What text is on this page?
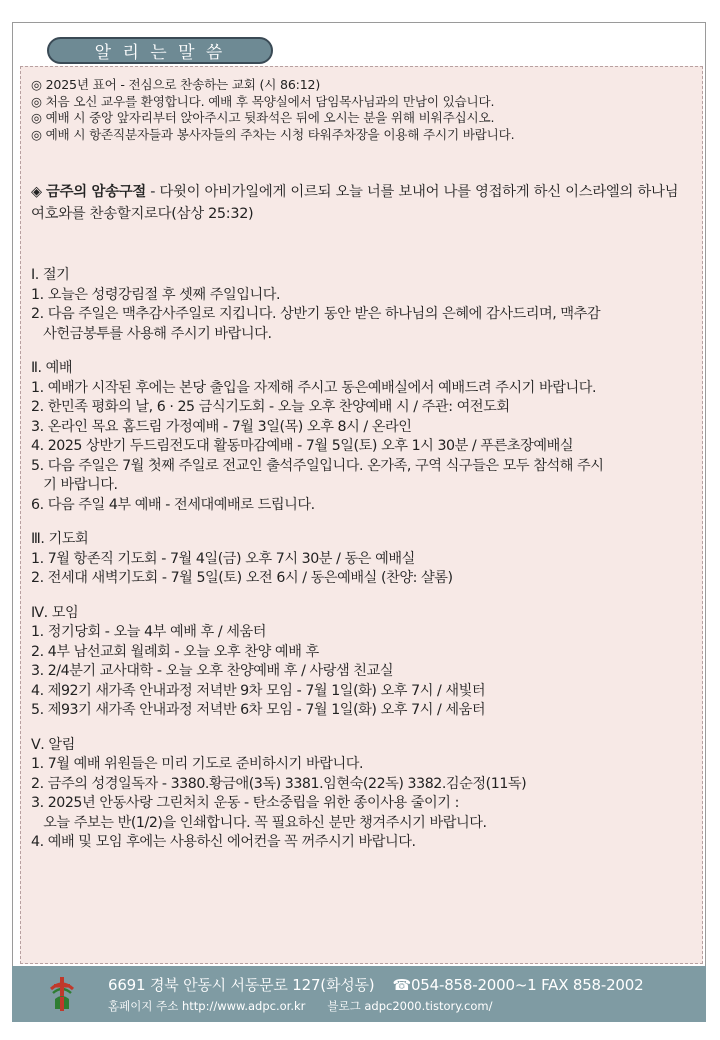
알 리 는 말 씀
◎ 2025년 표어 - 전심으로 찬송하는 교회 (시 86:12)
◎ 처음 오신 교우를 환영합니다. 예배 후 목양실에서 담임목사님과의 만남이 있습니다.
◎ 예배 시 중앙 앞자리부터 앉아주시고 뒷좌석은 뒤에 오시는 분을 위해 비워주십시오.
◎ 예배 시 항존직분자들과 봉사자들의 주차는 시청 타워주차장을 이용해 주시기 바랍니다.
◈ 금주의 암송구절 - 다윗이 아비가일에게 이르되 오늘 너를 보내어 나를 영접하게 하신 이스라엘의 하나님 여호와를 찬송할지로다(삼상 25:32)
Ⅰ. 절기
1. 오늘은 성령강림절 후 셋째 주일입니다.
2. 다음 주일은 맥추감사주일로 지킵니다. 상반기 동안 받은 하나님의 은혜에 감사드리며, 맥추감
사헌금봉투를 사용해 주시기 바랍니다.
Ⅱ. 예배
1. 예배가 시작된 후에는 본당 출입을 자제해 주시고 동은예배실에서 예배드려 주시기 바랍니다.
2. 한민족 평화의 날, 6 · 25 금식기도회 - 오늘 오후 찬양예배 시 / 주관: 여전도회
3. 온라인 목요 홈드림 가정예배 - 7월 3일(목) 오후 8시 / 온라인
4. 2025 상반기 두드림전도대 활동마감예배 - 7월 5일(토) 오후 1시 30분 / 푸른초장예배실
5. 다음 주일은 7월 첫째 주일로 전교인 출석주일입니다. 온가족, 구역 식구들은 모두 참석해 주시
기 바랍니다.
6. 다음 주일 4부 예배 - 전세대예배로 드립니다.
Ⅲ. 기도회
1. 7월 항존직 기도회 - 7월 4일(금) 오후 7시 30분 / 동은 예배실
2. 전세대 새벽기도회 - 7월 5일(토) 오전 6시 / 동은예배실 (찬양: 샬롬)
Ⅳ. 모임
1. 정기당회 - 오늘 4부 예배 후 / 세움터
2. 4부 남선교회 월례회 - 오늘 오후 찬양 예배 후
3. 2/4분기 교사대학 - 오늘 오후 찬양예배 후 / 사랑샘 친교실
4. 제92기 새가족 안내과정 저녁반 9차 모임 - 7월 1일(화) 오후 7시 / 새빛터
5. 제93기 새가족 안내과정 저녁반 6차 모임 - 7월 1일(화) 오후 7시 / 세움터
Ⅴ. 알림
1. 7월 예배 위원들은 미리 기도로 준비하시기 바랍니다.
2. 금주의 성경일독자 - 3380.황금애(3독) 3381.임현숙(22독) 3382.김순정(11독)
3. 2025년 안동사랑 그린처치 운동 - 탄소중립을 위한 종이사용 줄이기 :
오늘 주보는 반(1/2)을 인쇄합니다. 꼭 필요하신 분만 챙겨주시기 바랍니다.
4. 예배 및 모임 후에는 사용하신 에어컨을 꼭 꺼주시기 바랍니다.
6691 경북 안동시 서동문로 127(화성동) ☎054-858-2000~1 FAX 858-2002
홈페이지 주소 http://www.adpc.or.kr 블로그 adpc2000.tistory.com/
--
### EXERCISE
Scan the lines above for "찬양예배", then copy every one that has it.

### RESPONSE TO THE EXERCISE
2. 한민족 평화의 날, 6 · 25 금식기도회 - 오늘 오후 찬양예배 시 / 주관: 여전도회
3. 2/4분기 교사대학 - 오늘 오후 찬양예배 후 / 사랑샘 친교실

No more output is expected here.